> [Written instruction]:
Every entry here needs to be repeated exactly.

> [Dataset records]:

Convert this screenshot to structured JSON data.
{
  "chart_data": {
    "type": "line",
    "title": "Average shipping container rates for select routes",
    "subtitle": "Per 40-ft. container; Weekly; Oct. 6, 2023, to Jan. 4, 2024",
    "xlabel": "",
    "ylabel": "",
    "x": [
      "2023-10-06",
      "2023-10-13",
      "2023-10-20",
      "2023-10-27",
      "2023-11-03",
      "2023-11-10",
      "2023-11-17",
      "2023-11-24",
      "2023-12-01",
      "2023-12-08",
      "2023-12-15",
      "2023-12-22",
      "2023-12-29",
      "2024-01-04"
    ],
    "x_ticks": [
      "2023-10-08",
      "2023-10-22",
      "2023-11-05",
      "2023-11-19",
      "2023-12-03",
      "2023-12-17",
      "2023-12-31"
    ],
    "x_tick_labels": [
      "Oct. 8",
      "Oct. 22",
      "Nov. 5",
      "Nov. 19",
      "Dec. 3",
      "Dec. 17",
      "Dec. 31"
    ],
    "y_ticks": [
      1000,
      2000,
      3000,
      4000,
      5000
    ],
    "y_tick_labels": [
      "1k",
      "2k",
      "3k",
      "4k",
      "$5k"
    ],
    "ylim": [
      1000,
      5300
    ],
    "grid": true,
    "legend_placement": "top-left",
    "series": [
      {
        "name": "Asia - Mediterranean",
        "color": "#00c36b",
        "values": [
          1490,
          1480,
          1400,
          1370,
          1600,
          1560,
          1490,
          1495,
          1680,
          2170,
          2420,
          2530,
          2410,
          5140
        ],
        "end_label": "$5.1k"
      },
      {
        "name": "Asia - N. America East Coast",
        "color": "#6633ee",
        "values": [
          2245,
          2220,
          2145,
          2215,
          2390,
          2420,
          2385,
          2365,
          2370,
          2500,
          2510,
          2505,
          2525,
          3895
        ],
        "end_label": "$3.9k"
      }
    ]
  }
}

> [Answer below]:
Convert this screenshot to structured JSON data.
{
  "chart_data": {
    "type": "line",
    "title": "Average shipping container rates for select routes",
    "subtitle": "Per 40-ft. container; Weekly; Oct. 6, 2023, to Jan. 4, 2024",
    "xlabel": "",
    "ylabel": "",
    "x": [
      "2023-10-06",
      "2023-10-13",
      "2023-10-20",
      "2023-10-27",
      "2023-11-03",
      "2023-11-10",
      "2023-11-17",
      "2023-11-24",
      "2023-12-01",
      "2023-12-08",
      "2023-12-15",
      "2023-12-22",
      "2023-12-29",
      "2024-01-04"
    ],
    "x_ticks": [
      "2023-10-08",
      "2023-10-22",
      "2023-11-05",
      "2023-11-19",
      "2023-12-03",
      "2023-12-17",
      "2023-12-31"
    ],
    "x_tick_labels": [
      "Oct. 8",
      "Oct. 22",
      "Nov. 5",
      "Nov. 19",
      "Dec. 3",
      "Dec. 17",
      "Dec. 31"
    ],
    "y_ticks": [
      1000,
      2000,
      3000,
      4000,
      5000
    ],
    "y_tick_labels": [
      "1k",
      "2k",
      "3k",
      "4k",
      "$5k"
    ],
    "ylim": [
      1000,
      5300
    ],
    "grid": true,
    "legend_placement": "top-left",
    "series": [
      {
        "name": "Asia - Mediterranean",
        "color": "#00c36b",
        "values": [
          1490,
          1480,
          1400,
          1370,
          1600,
          1560,
          1490,
          1495,
          1680,
          2170,
          2420,
          2530,
          2410,
          5140
        ],
        "end_label": "$5.1k"
      },
      {
        "name": "Asia - N. America East Coast",
        "color": "#6633ee",
        "values": [
          2245,
          2220,
          2145,
          2215,
          2390,
          2420,
          2385,
          2365,
          2370,
          2500,
          2510,
          2505,
          2525,
          3895
        ],
        "end_label": "$3.9k"
      }
    ]
  }
}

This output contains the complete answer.